[Figure collection entries]
----------------

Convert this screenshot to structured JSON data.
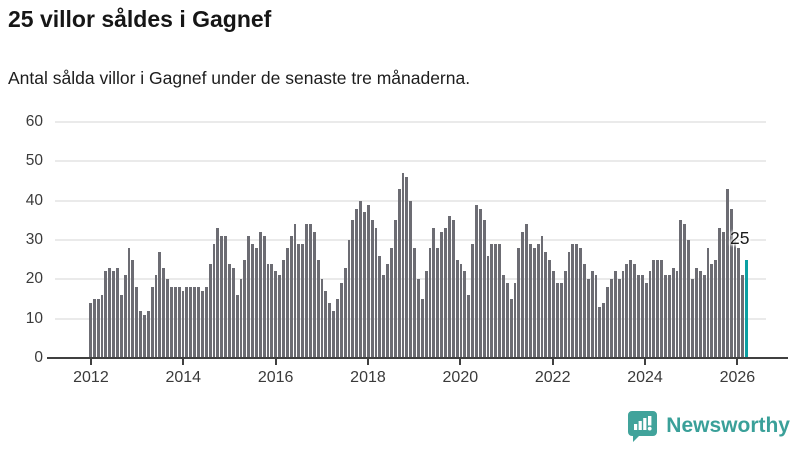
{
  "header": {
    "title": "25 villor såldes i Gagnef",
    "subtitle": "Antal sålda villor i Gagnef under de senaste tre månaderna."
  },
  "chart_data": {
    "type": "bar",
    "title": "25 villor såldes i Gagnef",
    "subtitle": "Antal sålda villor i Gagnef under de senaste tre månaderna.",
    "xlabel": "",
    "ylabel": "",
    "x_start": "2012-01",
    "x_interval": "monthly",
    "ylim": [
      0,
      60
    ],
    "yticks": [
      0,
      10,
      20,
      30,
      40,
      50,
      60
    ],
    "xticks": [
      2012,
      2014,
      2016,
      2018,
      2020,
      2022,
      2024,
      2026
    ],
    "grid": "horizontal",
    "values": [
      14,
      15,
      15,
      16,
      22,
      23,
      22,
      23,
      16,
      21,
      28,
      25,
      18,
      12,
      11,
      12,
      18,
      21,
      27,
      23,
      20,
      18,
      18,
      18,
      17,
      18,
      18,
      18,
      18,
      17,
      18,
      24,
      29,
      33,
      31,
      31,
      24,
      23,
      16,
      20,
      25,
      31,
      29,
      28,
      32,
      31,
      24,
      24,
      22,
      21,
      25,
      28,
      31,
      34,
      29,
      29,
      34,
      34,
      32,
      25,
      20,
      17,
      14,
      12,
      15,
      19,
      23,
      30,
      35,
      38,
      40,
      37,
      39,
      35,
      33,
      26,
      21,
      24,
      28,
      35,
      43,
      47,
      46,
      40,
      28,
      20,
      15,
      22,
      28,
      33,
      28,
      32,
      33,
      36,
      35,
      25,
      24,
      22,
      16,
      29,
      39,
      38,
      35,
      26,
      29,
      29,
      29,
      21,
      19,
      15,
      19,
      28,
      32,
      34,
      29,
      28,
      29,
      31,
      27,
      25,
      22,
      19,
      19,
      22,
      27,
      29,
      29,
      28,
      24,
      20,
      22,
      21,
      13,
      14,
      18,
      20,
      22,
      20,
      22,
      24,
      25,
      24,
      21,
      21,
      19,
      22,
      25,
      25,
      25,
      21,
      21,
      23,
      22,
      35,
      34,
      30,
      20,
      23,
      22,
      21,
      28,
      24,
      25,
      33,
      32,
      43,
      38,
      30,
      28,
      21,
      25
    ],
    "highlight_last": true,
    "annotation": {
      "text": "25",
      "value": 25
    },
    "colors": {
      "bar": "#6c6c73",
      "highlight": "#0ba0a3",
      "grid": "#eaeaea",
      "axis": "#404040",
      "label": "#3a3a3a"
    }
  },
  "footer": {
    "brand": "Newsworthy",
    "brand_color": "#3aa099",
    "logo_color": "#41a39b",
    "logo_icon": "bar-chart-speech-bubble"
  }
}
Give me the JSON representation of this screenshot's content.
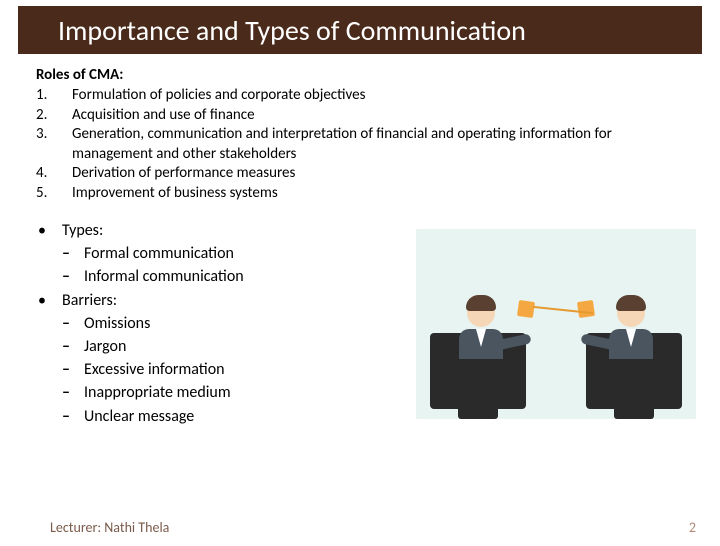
{
  "title": "Importance and Types of Communication",
  "roles": {
    "heading": "Roles of CMA:",
    "items": [
      {
        "num": "1.",
        "text": "Formulation of policies and corporate objectives"
      },
      {
        "num": "2.",
        "text": "Acquisition and use of finance"
      },
      {
        "num": "3.",
        "text": "Generation, communication and interpretation of financial and operating information for management and other stakeholders"
      },
      {
        "num": "4.",
        "text": "Derivation of performance measures"
      },
      {
        "num": "5.",
        "text": "Improvement of business systems"
      }
    ]
  },
  "bullets": [
    {
      "label": "Types:",
      "subs": [
        "Formal communication",
        "Informal communication"
      ]
    },
    {
      "label": "Barriers:",
      "subs": [
        "Omissions",
        "Jargon",
        "Excessive information",
        "Inappropriate medium",
        "Unclear message"
      ]
    }
  ],
  "footer": {
    "lecturer": "Lecturer: Nathi Thela",
    "page": "2"
  },
  "colors": {
    "title_bar": "#4a2a1a",
    "title_text": "#ffffff",
    "body_text": "#000000",
    "footer_text": "#7a5a4a",
    "illustration_bg": "#e8f4f2",
    "cup": "#f5a742"
  }
}
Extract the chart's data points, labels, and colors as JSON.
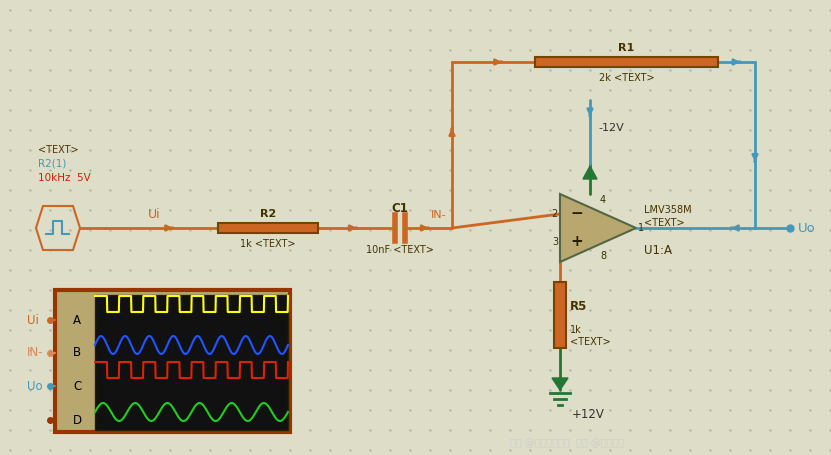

----------------

From the data, pick out every line that includes "villor".

Output of the task:
    "title": "25 villor såldes i Gagnef",
    "subtitle": "Antal sålda villor i Gagnef under de senaste tre månaderna."
    "title": "25 villor såldes i Gagnef",
    "subtitle": "Antal sålda villor i Gagnef under de senaste tre månaderna.",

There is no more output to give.